## What is asked
Each line that holds the word "title" should be returned.

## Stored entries
** Start **
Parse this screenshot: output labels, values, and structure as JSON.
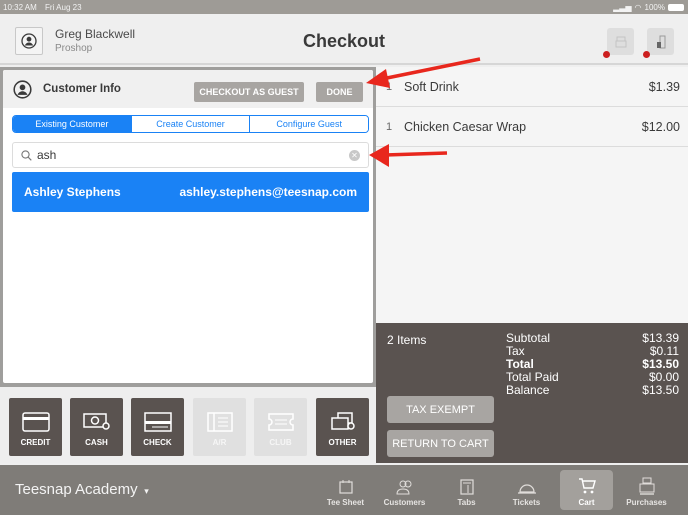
{
  "status_bar": {
    "time": "10:32 AM",
    "date": "Fri Aug 23",
    "battery": "100%"
  },
  "header": {
    "user_name": "Greg Blackwell",
    "user_role": "Proshop",
    "title": "Checkout",
    "icons": [
      "printer-icon",
      "cash-drawer-icon"
    ]
  },
  "customer_panel": {
    "title": "Customer Info",
    "checkout_as_guest_label": "CHECKOUT AS GUEST",
    "done_label": "DONE",
    "tabs": [
      {
        "label": "Existing Customer",
        "active": true
      },
      {
        "label": "Create Customer",
        "active": false
      },
      {
        "label": "Configure Guest",
        "active": false
      }
    ],
    "search": {
      "value": "ash",
      "placeholder": ""
    },
    "results": [
      {
        "name": "Ashley Stephens",
        "email": "ashley.stephens@teesnap.com"
      }
    ]
  },
  "payment_buttons": [
    {
      "label": "CREDIT",
      "icon": "credit-card-icon",
      "enabled": true
    },
    {
      "label": "CASH",
      "icon": "cash-icon",
      "enabled": true
    },
    {
      "label": "CHECK",
      "icon": "check-icon",
      "enabled": true
    },
    {
      "label": "A/R",
      "icon": "ledger-icon",
      "enabled": false
    },
    {
      "label": "CLUB",
      "icon": "ticket-icon",
      "enabled": false
    },
    {
      "label": "OTHER",
      "icon": "cards-icon",
      "enabled": true
    }
  ],
  "cart": {
    "items": [
      {
        "qty": "1",
        "name": "Soft Drink",
        "price": "$1.39"
      },
      {
        "qty": "1",
        "name": "Chicken Caesar Wrap",
        "price": "$12.00"
      }
    ]
  },
  "totals": {
    "items_count": "2 Items",
    "subtotal_label": "Subtotal",
    "subtotal": "$13.39",
    "tax_label": "Tax",
    "tax": "$0.11",
    "total_label": "Total",
    "total": "$13.50",
    "total_paid_label": "Total Paid",
    "total_paid": "$0.00",
    "balance_label": "Balance",
    "balance": "$13.50",
    "tax_exempt_label": "TAX EXEMPT",
    "return_to_cart_label": "RETURN TO CART"
  },
  "nav": {
    "venue": "Teesnap Academy",
    "items": [
      {
        "label": "Tee Sheet",
        "active": false
      },
      {
        "label": "Customers",
        "active": false
      },
      {
        "label": "Tabs",
        "active": false
      },
      {
        "label": "Tickets",
        "active": false
      },
      {
        "label": "Cart",
        "active": true
      },
      {
        "label": "Purchases",
        "active": false
      }
    ]
  },
  "colors": {
    "accent": "#1a82f5",
    "dark": "#5a5350",
    "nav": "#7f7c78",
    "annotation": "#e8271d"
  }
}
** End **
## Written answer
    "title": "Checkout",
    "title": "Customer Info",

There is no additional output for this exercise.